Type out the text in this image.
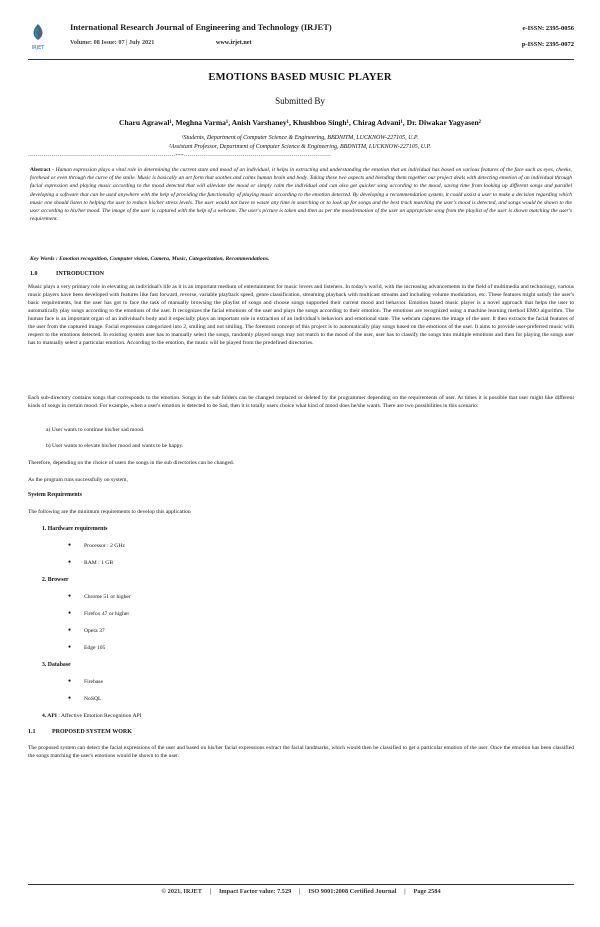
IRJET
International Research Journal of Engineering and Technology (IRJET)
Volume: 08 Issue: 07 | July 2021	www.irjet.net
e-ISSN: 2395-0056
p-ISSN: 2395-0072
EMOTIONS BASED MUSIC PLAYER
Submitted By
Charu Agrawal¹, Meghna Varma¹, Anish Varshaney¹, Khushboo Singh¹, Chirag Advani¹, Dr. Diwakar Yagyasen²
¹Students, Department of Computer Science & Engineering, BBDNITM, LUCKNOW-227105, U.P.
²Assistant Professor, Department of Computer Science & Engineering, BBDNITM, LUCKNOW-227105, U.P.
---------------------------------------------------------------------------***---------------------------------------------------------------------------
Abstract - Human expression plays a vital role in determining the current state and mood of an individual, it helps in extracting and understanding the emotion that an individual has based on various features of the face such as eyes, cheeks, forehead or even through the curve of the smile. Music is basically an art form that soothes and calms human brain and body. Taking these two aspects and blending them together our project deals with detecting emotion of an individual through facial expression and playing music according to the mood detected that will alleviate the mood or simply calm the individual and can also get quicker song according to the mood, saving time from looking up different songs and parallel developing a software that can be used anywhere with the help of providing the functionality of playing music according to the emotion detected. By developing a recommendation system, it could assist a user to make a decision regarding which music one should listen to helping the user to reduce his/her stress levels. The user would not have to waste any time in searching or to look up for songs and the best track matching the user's mood is detected, and songs would be shown to the user according to his/her mood. The image of the user is captured with the help of a webcam. The user's picture is taken and then as per the mood/emotion of the user an appropriate song from the playlist of the user is shown matching the user's requirement.
Key Words : Emotion recognition, Computer vision, Camera, Music, Categorization, Recommendations.
1.0	INTRODUCTION
Music plays a very primary role in elevating an individual's life as it is an important medium of entertainment for music lovers and listeners. In today's world, with the increasing advancements in the field of multimedia and technology, various music players have been developed with features like fast forward, reverse, variable playback speed, genre classification, streaming playback with multicast streams and including volume modulation, etc. These features might satisfy the user's basic requirements, but the user has got to face the task of manually browsing the playlist of songs and choose songs supported their current mood and behavior. Emotion based music player is a novel approach that helps the user to automatically play songs according to the emotions of the user. It recognizes the facial emotions of the user and plays the songs according to their emotion. The emotions are recognized using a machine learning method EMO algorithm. The human face is an important organ of an individual's body and it especially plays an important role in extraction of an individual's behaviors and emotional state. The webcam captures the image of the user. It then extracts the facial features of the user from the captured image. Facial expression categorized into 2, smiling and not smiling. The foremost concept of this project is to automatically play songs based on the emotions of the user. It aims to provide user-preferred music with respect to the emotions detected. In existing system user has to manually select the songs, randomly played songs may not match to the mood of the user, user has to classify the songs into multiple emotions and then for playing the songs user has to manually select a particular emotion. According to the emotion, the music will be played from the predefined directories.
Each sub-directory contains songs that corresponds to the emotion. Songs in the sub folders can be changed /replaced or deleted by the programmer depending on the requirements of user. At times it is possible that user might like different kinds of songs in certain mood. For example, when a user's emotion is detected to be Sad, then it is totally users choice what kind of mood does he/she wants. There are two possibilities in this scenario:
a) User wants to continue his/her sad mood.
b) User wants to elevate his/her mood and wants to be happy.
Therefore, depending on the choice of users the songs in the sub directories can be changed.
As the program runs successfully on system,
System Requirements
The following are the minimum requirements to develop this application
1. Hardware requirements
● Processor : 2 GHz
● RAM : 1 GB
2. Browser
● Chrome 51 or higher
● Firefox 47 or higher
● Opera 37
● Edge 105
3. Database
● Firebase
● NoSQL
4. API : Affective Emotion Recognition API
1.1	PROPOSED SYSTEM WORK
The proposed system can detect the facial expressions of the user and based on his/her facial expressions extract the facial landmarks, which would then be classified to get a particular emotion of the user. Once the emotion has been classified the songs matching the user's emotions would be shown to the user.
© 2021, IRJET     |     Impact Factor value: 7.529     |     ISO 9001:2008 Certified Journal     |     Page 2584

________

## Goal
Apart from the pictures, the entries above are to be repeated in full and exactly.

## Result of this exercise
Type out the text in this image.
IRJET
International Research Journal of Engineering and Technology (IRJET)
Volume: 08 Issue: 07 | July 2021	www.irjet.net
e-ISSN: 2395-0056
p-ISSN: 2395-0072
EMOTIONS BASED MUSIC PLAYER
Submitted By
Charu Agrawal¹, Meghna Varma¹, Anish Varshaney¹, Khushboo Singh¹, Chirag Advani¹, Dr. Diwakar Yagyasen²
¹Students, Department of Computer Science & Engineering, BBDNITM, LUCKNOW-227105, U.P.
²Assistant Professor, Department of Computer Science & Engineering, BBDNITM, LUCKNOW-227105, U.P.
---------------------------------------------------------------------------***---------------------------------------------------------------------------
Abstract - Human expression plays a vital role in determining the current state and mood of an individual, it helps in extracting and understanding the emotion that an individual has based on various features of the face such as eyes, cheeks, forehead or even through the curve of the smile. Music is basically an art form that soothes and calms human brain and body. Taking these two aspects and blending them together our project deals with detecting emotion of an individual through facial expression and playing music according to the mood detected that will alleviate the mood or simply calm the individual and can also get quicker song according to the mood, saving time from looking up different songs and parallel developing a software that can be used anywhere with the help of providing the functionality of playing music according to the emotion detected. By developing a recommendation system, it could assist a user to make a decision regarding which music one should listen to helping the user to reduce his/her stress levels. The user would not have to waste any time in searching or to look up for songs and the best track matching the user's mood is detected, and songs would be shown to the user according to his/her mood. The image of the user is captured with the help of a webcam. The user's picture is taken and then as per the mood/emotion of the user an appropriate song from the playlist of the user is shown matching the user's requirement.
Key Words : Emotion recognition, Computer vision, Camera, Music, Categorization, Recommendations.
1.0	INTRODUCTION
Music plays a very primary role in elevating an individual's life as it is an important medium of entertainment for music lovers and listeners. In today's world, with the increasing advancements in the field of multimedia and technology, various music players have been developed with features like fast forward, reverse, variable playback speed, genre classification, streaming playback with multicast streams and including volume modulation, etc. These features might satisfy the user's basic requirements, but the user has got to face the task of manually browsing the playlist of songs and choose songs supported their current mood and behavior. Emotion based music player is a novel approach that helps the user to automatically play songs according to the emotions of the user. It recognizes the facial emotions of the user and plays the songs according to their emotion. The emotions are recognized using a machine learning method EMO algorithm. The human face is an important organ of an individual's body and it especially plays an important role in extraction of an individual's behaviors and emotional state. The webcam captures the image of the user. It then extracts the facial features of the user from the captured image. Facial expression categorized into 2, smiling and not smiling. The foremost concept of this project is to automatically play songs based on the emotions of the user. It aims to provide user-preferred music with respect to the emotions detected. In existing system user has to manually select the songs, randomly played songs may not match to the mood of the user, user has to classify the songs into multiple emotions and then for playing the songs user has to manually select a particular emotion. According to the emotion, the music will be played from the predefined directories.
Each sub-directory contains songs that corresponds to the emotion. Songs in the sub folders can be changed /replaced or deleted by the programmer depending on the requirements of user. At times it is possible that user might like different kinds of songs in certain mood. For example, when a user's emotion is detected to be Sad, then it is totally users choice what kind of mood does he/she wants. There are two possibilities in this scenario:
a) User wants to continue his/her sad mood.
b) User wants to elevate his/her mood and wants to be happy.
Therefore, depending on the choice of users the songs in the sub directories can be changed.
As the program runs successfully on system,
System Requirements
The following are the minimum requirements to develop this application
1. Hardware requirements
● Processor : 2 GHz
● RAM : 1 GB
2. Browser
● Chrome 51 or higher
● Firefox 47 or higher
● Opera 37
● Edge 105
3. Database
● Firebase
● NoSQL
4. API : Affective Emotion Recognition API
1.1	PROPOSED SYSTEM WORK
The proposed system can detect the facial expressions of the user and based on his/her facial expressions extract the facial landmarks, which would then be classified to get a particular emotion of the user. Once the emotion has been classified the songs matching the user's emotions would be shown to the user.
© 2021, IRJET     |     Impact Factor value: 7.529     |     ISO 9001:2008 Certified Journal     |     Page 2584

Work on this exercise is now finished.